** START OF Supplied data **

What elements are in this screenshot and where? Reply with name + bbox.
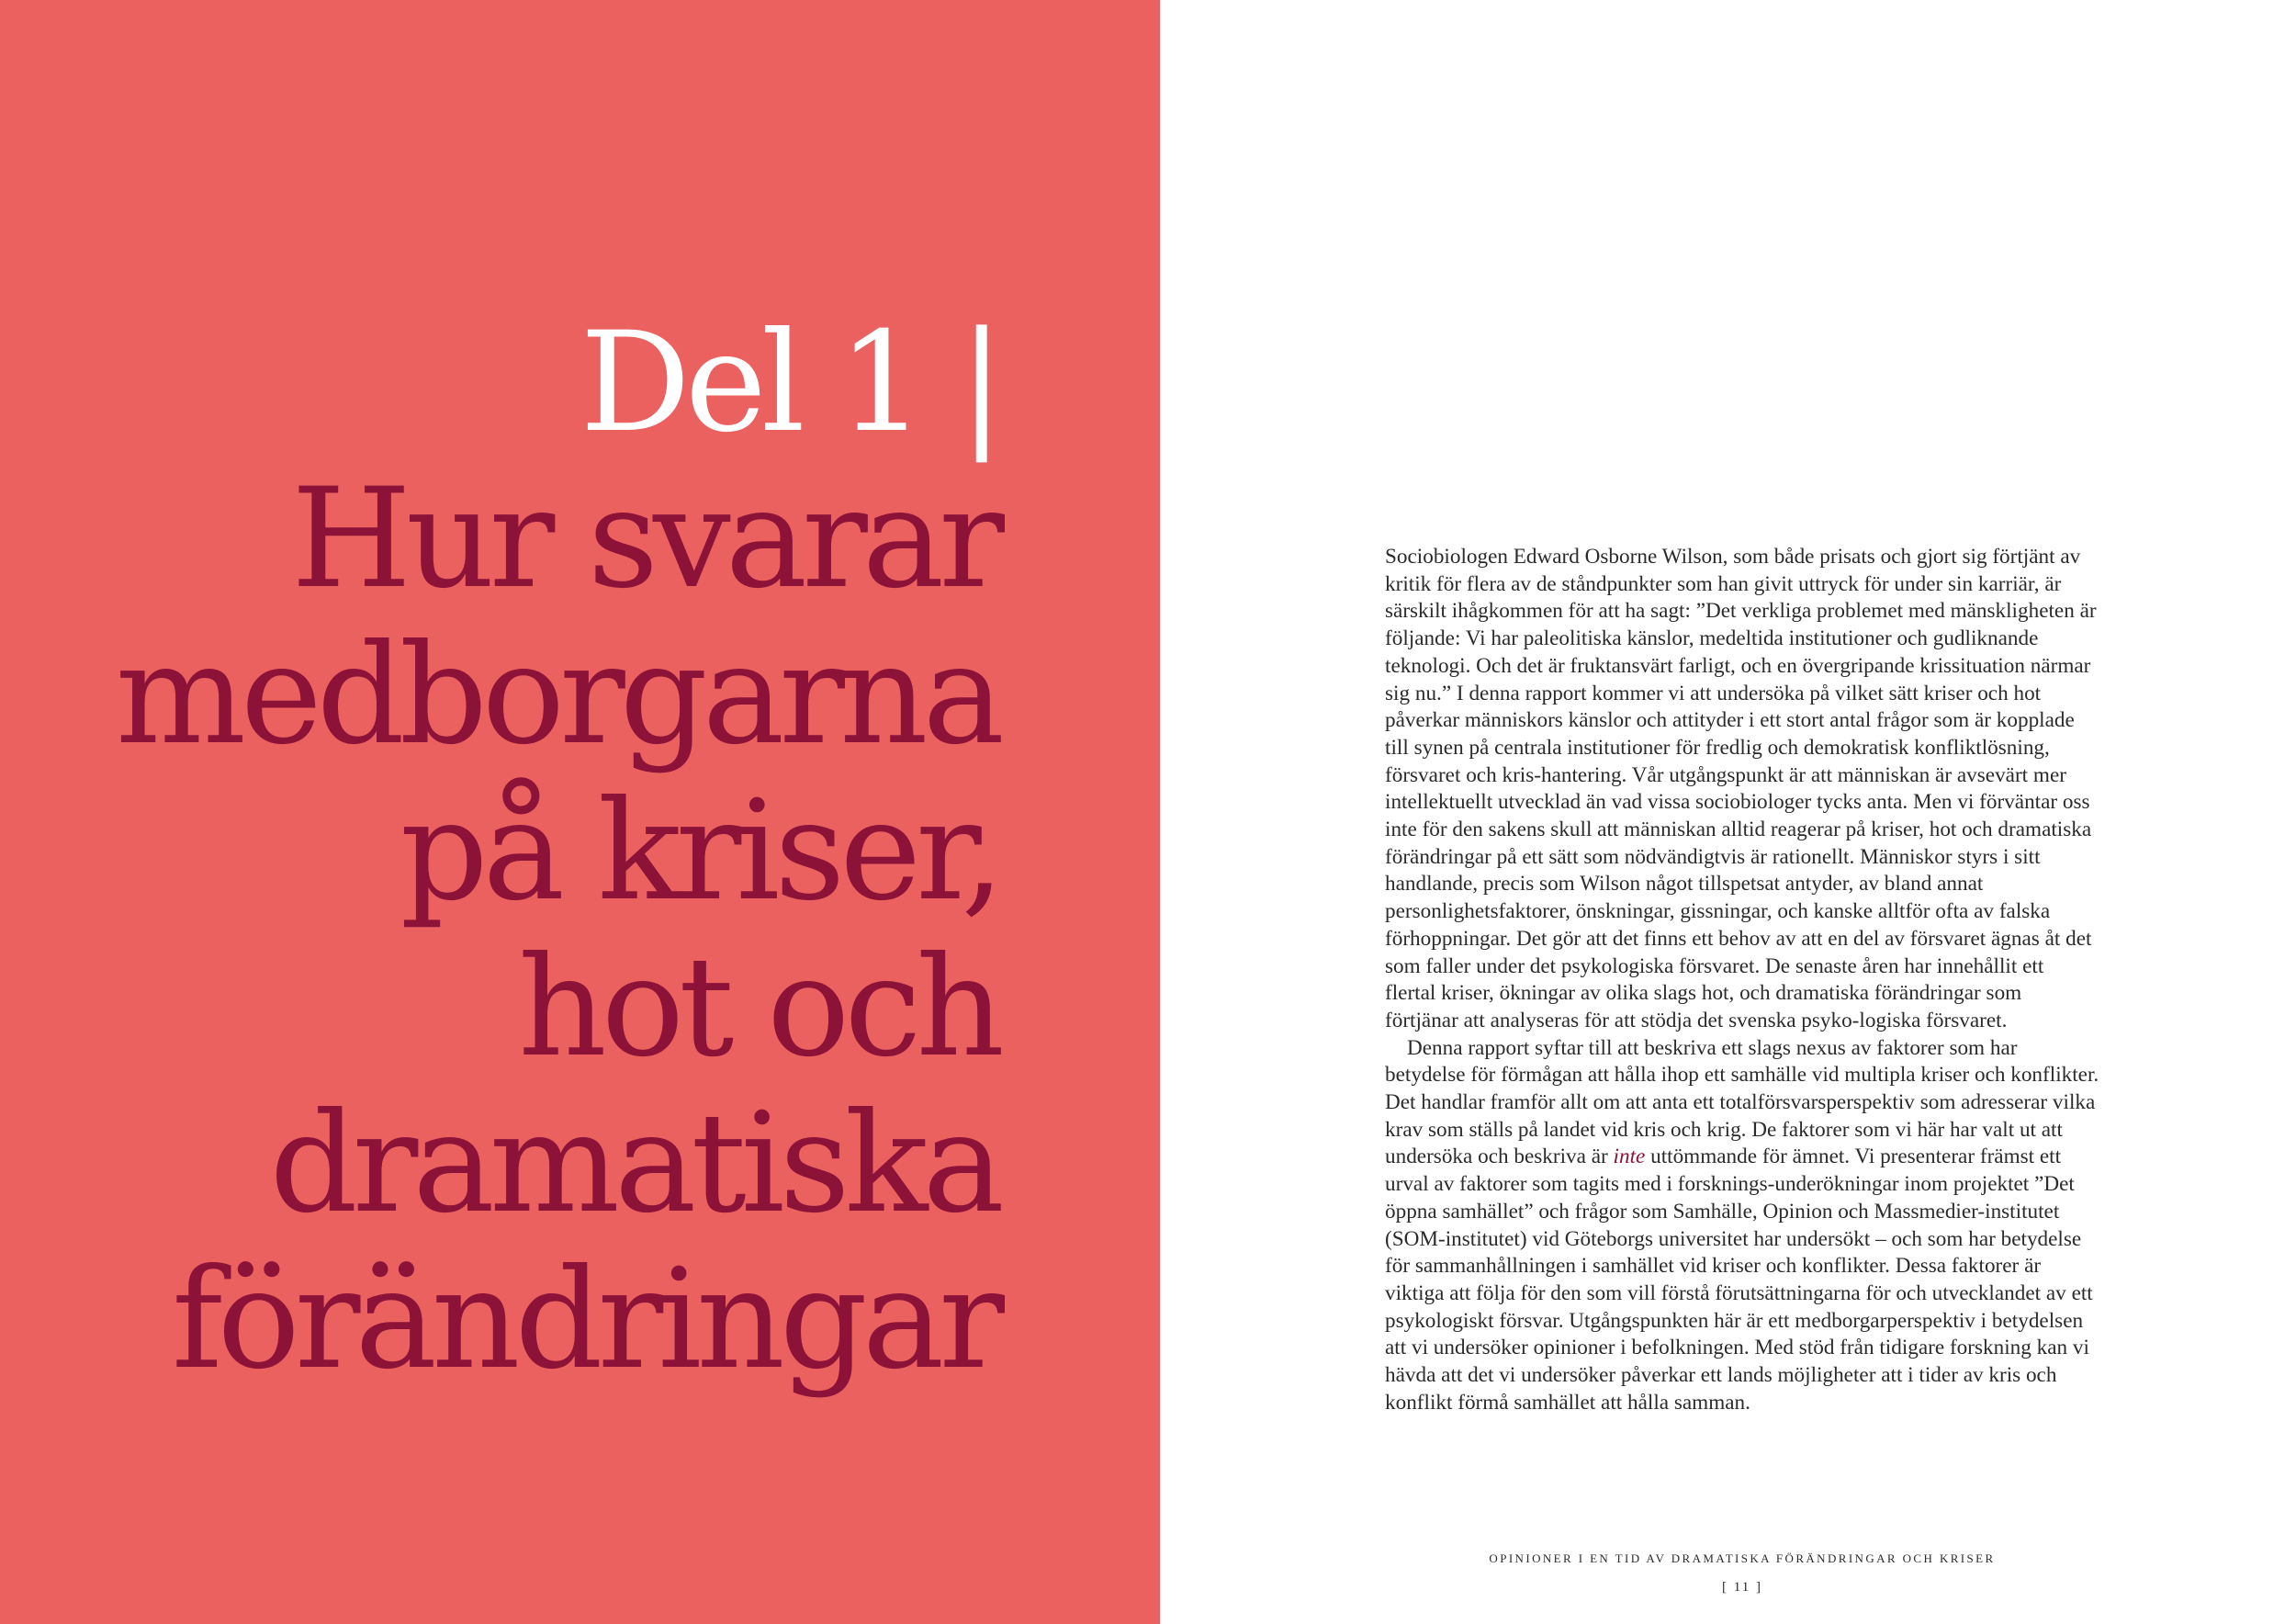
part-label: Del 1 |: [580, 303, 999, 463]
body-paragraph-2-start: Denna rapport syftar till att beskriva ett slags nexus av faktorer som har betydelse för förmågan att hålla ihop ett samhälle vid multipla kriser och konflikter. Det handlar framför allt om att anta ett totalförsvarsperspektiv som adresserar vilka krav som ställs på landet vid kris och krig. De faktorer som vi här har valt ut att undersöka och beskriva är: [1385, 1035, 2099, 1169]
chapter-heading: [116, 305, 999, 1398]
emphasis-inte: inte: [1613, 1145, 1646, 1169]
chapter-title-line-2: medborgarna: [115, 615, 999, 775]
body-paragraph-2-end: uttömmande för ämnet. Vi presenterar främst ett urval av faktorer som tagits med i forsknings-underökningar inom projektet ”Det öppna samhället” och frågor som Samhälle, Opinion och Massmedier-institutet (SOM-institutet) vid Göteborgs universitet har undersökt – och som har betydelse för sammanhållningen i samhället vid kriser och konflikter. Dessa faktorer är viktiga att följa för den som vill förstå förutsättningarna för och utvecklandet av ett psykologiskt försvar. Utgångspunkten här är ett medborgarperspektiv i betydelsen att vi undersöker opinioner i befolkningen. Med stöd från tidigare forskning kan vi hävda att det vi undersöker påverkar ett lands möjligheter att i tider av kris och konflikt förmå samhället att hålla samman.: [1385, 1145, 2093, 1415]
body-paragraph-2: [1385, 1035, 2099, 1417]
chapter-title-line-4: hot och: [518, 928, 999, 1088]
page-number: [ 11 ]: [1722, 1580, 1762, 1595]
chapter-title-line-6: förändringar: [171, 1240, 999, 1400]
chapter-title-line-5: dramatiska: [269, 1084, 999, 1244]
running-footer-title: OPINIONER I EN TID AV DRAMATISKA FÖRÄNDRINGAR OCH KRISER: [1489, 1551, 1996, 1565]
chapter-title-line-3: på kriser,: [400, 772, 999, 931]
chapter-title-line-1: Hur svarar: [291, 459, 999, 619]
body-paragraph-1: Sociobiologen Edward Osborne Wilson, som både prisats och gjort sig förtjänt av kritik för flera av de ståndpunkter som han givit uttryck för under sin karriär, är särskilt ihågkommen för att ha sagt: ”Det verkliga problemet med mänskligheten är följande: Vi har paleolitiska känslor, medeltida institutioner och gudliknande teknologi. Och det är fruktansvärt farligt, och en övergripande krissituation närmar sig nu.” I denna rapport kommer vi att undersöka på vilket sätt kriser och hot påverkar människors känslor och attityder i ett stort antal frågor som är kopplade till synen på centrala institutioner för fredlig och demokratisk konfliktlösning, försvaret och kris-hantering. Vår utgångspunkt är att människan är avsevärt mer intellektuellt utvecklad än vad vissa sociobiologer tycks anta. Men vi förväntar oss inte för den sakens skull att människan alltid reagerar på kriser, hot och dramatiska förändringar på ett sätt som nödvändigtvis är rationellt. Människor styrs i sitt handlande, precis som Wilson något tillspetsat antyder, av bland annat personlighetsfaktorer, önskningar, gissningar, och kanske alltför ofta av falska förhoppningar. Det gör att det finns ett behov av att en del av försvaret ägnas åt det som faller under det psykologiska försvaret. De senaste åren har innehållit ett flertal kriser, ökningar av olika slags hot, och dramatiska förändringar som förtjänar att analyseras för att stödja det svenska psyko-logiska försvaret.: [1385, 545, 2097, 1032]
body-text: [1385, 544, 2099, 1417]
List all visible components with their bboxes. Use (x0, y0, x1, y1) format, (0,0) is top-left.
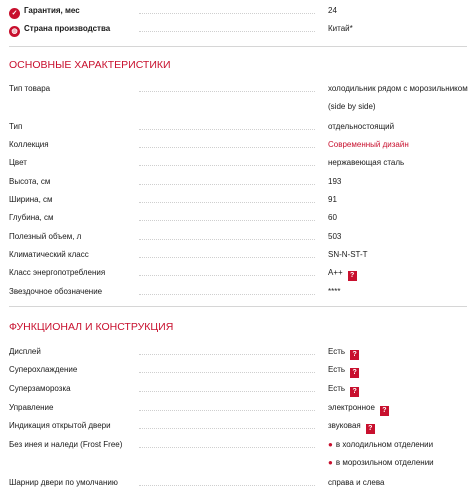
dotted-leader (139, 447, 315, 448)
dotted-leader (139, 147, 315, 148)
dotted-leader (139, 184, 315, 185)
spec-row (9, 264, 467, 282)
dotted-leader (139, 165, 315, 166)
spec-row (9, 191, 467, 209)
dotted-leader (139, 410, 315, 411)
dotted-leader (139, 257, 315, 258)
section-divider (9, 46, 467, 47)
globe-icon: ◍ (9, 26, 20, 37)
spec-row (9, 173, 467, 191)
spec-label: Климатический класс (9, 250, 89, 259)
spec-value: A++ (328, 268, 343, 277)
spec-value: отдельностоящий (328, 122, 395, 131)
spec-label: Суперзаморозка (9, 384, 71, 393)
help-icon[interactable]: ? (380, 406, 389, 416)
spec-value: в холодильном отделении (335, 440, 434, 449)
spec-label: Страна производства (24, 24, 111, 33)
spec-value: нержавеющая сталь (328, 158, 405, 167)
spec-value: 193 (328, 177, 342, 186)
help-icon[interactable]: ? (366, 424, 375, 434)
dotted-leader (139, 485, 315, 486)
section-divider (9, 306, 467, 307)
spec-row (9, 228, 467, 246)
section-title-main: ОСНОВНЫЕ ХАРАКТЕРИСТИКИ (9, 59, 171, 71)
help-icon[interactable]: ? (350, 368, 359, 378)
spec-value-continued: (side by side) (328, 102, 376, 111)
dotted-leader (139, 129, 315, 130)
spec-value: звуковая (328, 421, 361, 430)
spec-label: Дисплей (9, 347, 41, 356)
dotted-leader (139, 202, 315, 203)
spec-value: Есть (328, 365, 346, 374)
spec-value: SN-N-ST-T (328, 250, 368, 259)
spec-value: 91 (328, 195, 337, 204)
spec-value: 60 (328, 213, 337, 222)
dotted-leader (139, 354, 315, 355)
spec-value: 24 (328, 6, 337, 15)
help-icon[interactable]: ? (348, 271, 357, 281)
spec-value-continued: в морозильном отделении (335, 458, 434, 467)
spec-row-country (9, 20, 467, 38)
spec-row (9, 80, 468, 111)
spec-row (9, 417, 467, 435)
spec-value: 503 (328, 232, 342, 241)
spec-row (9, 343, 467, 361)
help-icon[interactable]: ? (350, 350, 359, 360)
spec-value: холодильник рядом с морозильником (328, 84, 468, 93)
spec-row (9, 154, 467, 172)
dotted-leader (139, 428, 315, 429)
spec-row (9, 361, 467, 379)
spec-value: электронное (328, 403, 375, 412)
spec-row (9, 209, 467, 227)
shield-check-icon: ✓ (9, 8, 20, 19)
spec-label: Управление (9, 403, 54, 412)
spec-label: Полезный объем, л (9, 232, 82, 241)
spec-row (9, 399, 467, 417)
dotted-leader (139, 372, 315, 373)
spec-label: Тип товара (9, 84, 51, 93)
dotted-leader (139, 31, 315, 32)
spec-row (9, 474, 467, 492)
section-title-func: ФУНКЦИОНАЛ И КОНСТРУКЦИЯ (9, 321, 174, 333)
spec-value: справа и слева (328, 478, 385, 487)
spec-label: Гарантия, мес (24, 6, 80, 15)
spec-value: Есть (328, 347, 346, 356)
spec-row (9, 246, 467, 264)
spec-label: Коллекция (9, 140, 49, 149)
spec-label: Суперохлаждение (9, 365, 78, 374)
spec-row (9, 118, 467, 136)
spec-label: Тип (9, 122, 23, 131)
spec-label: Глубина, см (9, 213, 54, 222)
spec-row (9, 436, 467, 467)
dotted-leader (139, 391, 315, 392)
spec-label: Звездочное обозначение (9, 287, 103, 296)
help-icon[interactable]: ? (350, 387, 359, 397)
bullet-icon: ● (328, 440, 333, 449)
dotted-leader (139, 294, 315, 295)
collection-link[interactable]: Современный дизайн (328, 140, 409, 149)
spec-label: Класс энергопотребления (9, 268, 106, 277)
spec-label: Без инея и наледи (Frost Free) (9, 440, 123, 449)
spec-row (9, 136, 467, 154)
spec-value: Китай* (328, 24, 353, 33)
spec-value: Есть (328, 384, 346, 393)
spec-value: **** (328, 287, 341, 296)
spec-label: Высота, см (9, 177, 51, 186)
spec-label: Шарнир двери по умолчанию (9, 478, 118, 487)
bullet-icon: ● (328, 458, 333, 467)
spec-label: Цвет (9, 158, 27, 167)
dotted-leader (139, 275, 315, 276)
dotted-leader (139, 220, 315, 221)
dotted-leader (139, 239, 315, 240)
spec-row-warranty (9, 2, 467, 20)
spec-label: Ширина, см (9, 195, 53, 204)
spec-row (9, 380, 467, 398)
dotted-leader (139, 13, 315, 14)
spec-label: Индикация открытой двери (9, 421, 111, 430)
dotted-leader (139, 91, 315, 92)
spec-row (9, 283, 467, 301)
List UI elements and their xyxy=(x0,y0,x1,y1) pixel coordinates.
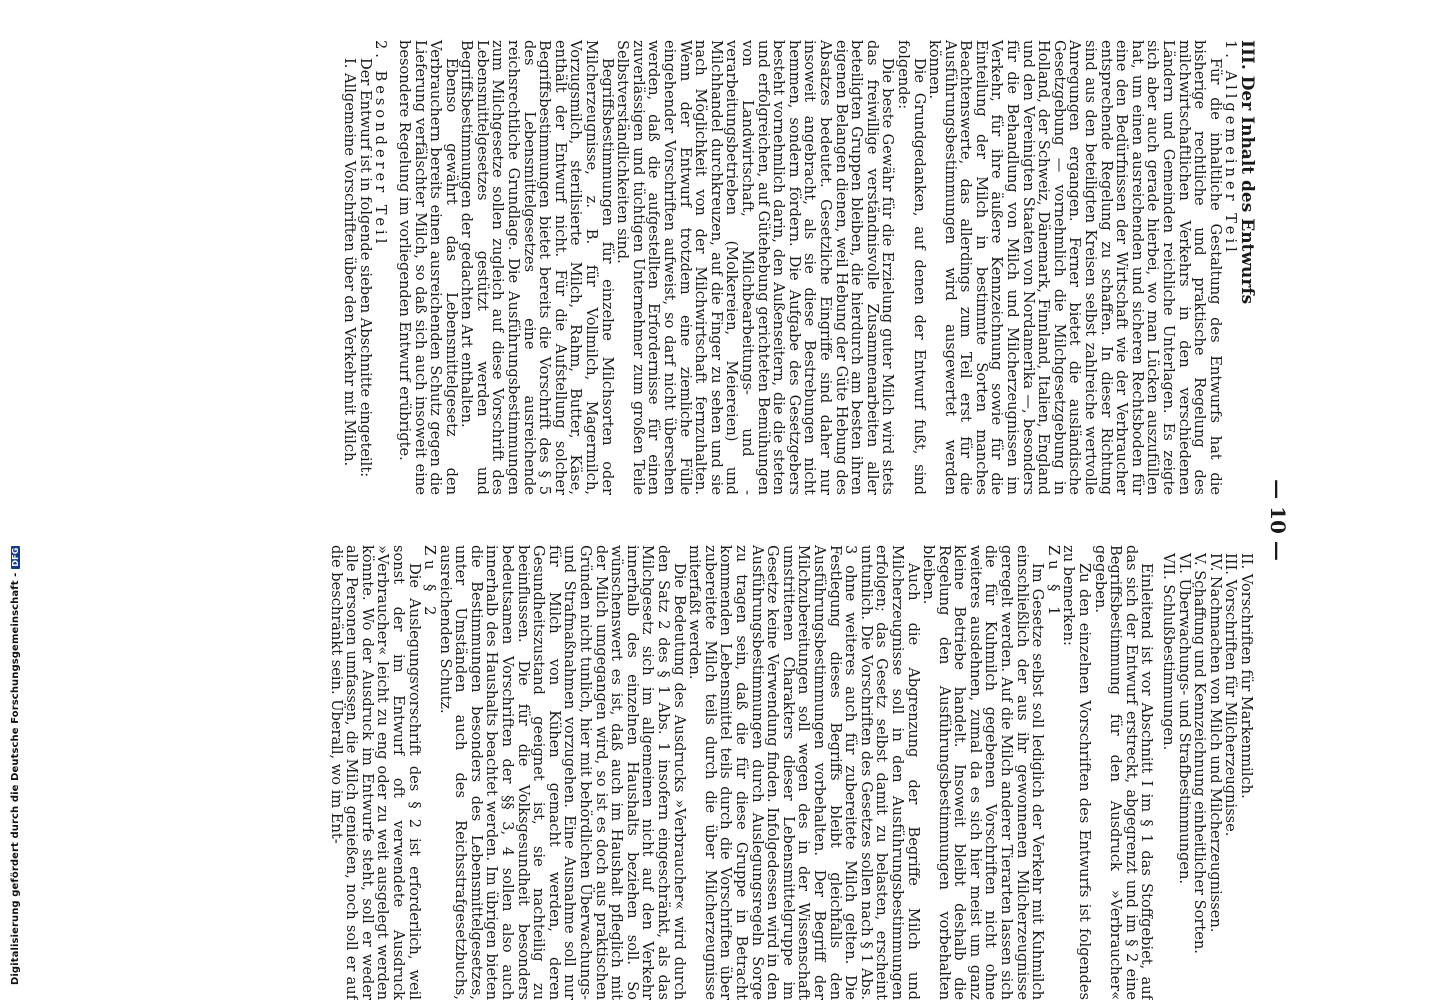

** END OF Supplied data **

§ Your instructions
Please return each line of the data above that contains the string "help", copied without changes.

§ The completed task
help-icon[interactable]: ? (380, 406, 389, 416)
help-icon[interactable]: ? (366, 424, 375, 434)
help-icon[interactable]: ? (350, 368, 359, 378)
help-icon[interactable]: ? (348, 271, 357, 281)
help-icon[interactable]: ? (350, 350, 359, 360)
help-icon[interactable]: ? (350, 387, 359, 397)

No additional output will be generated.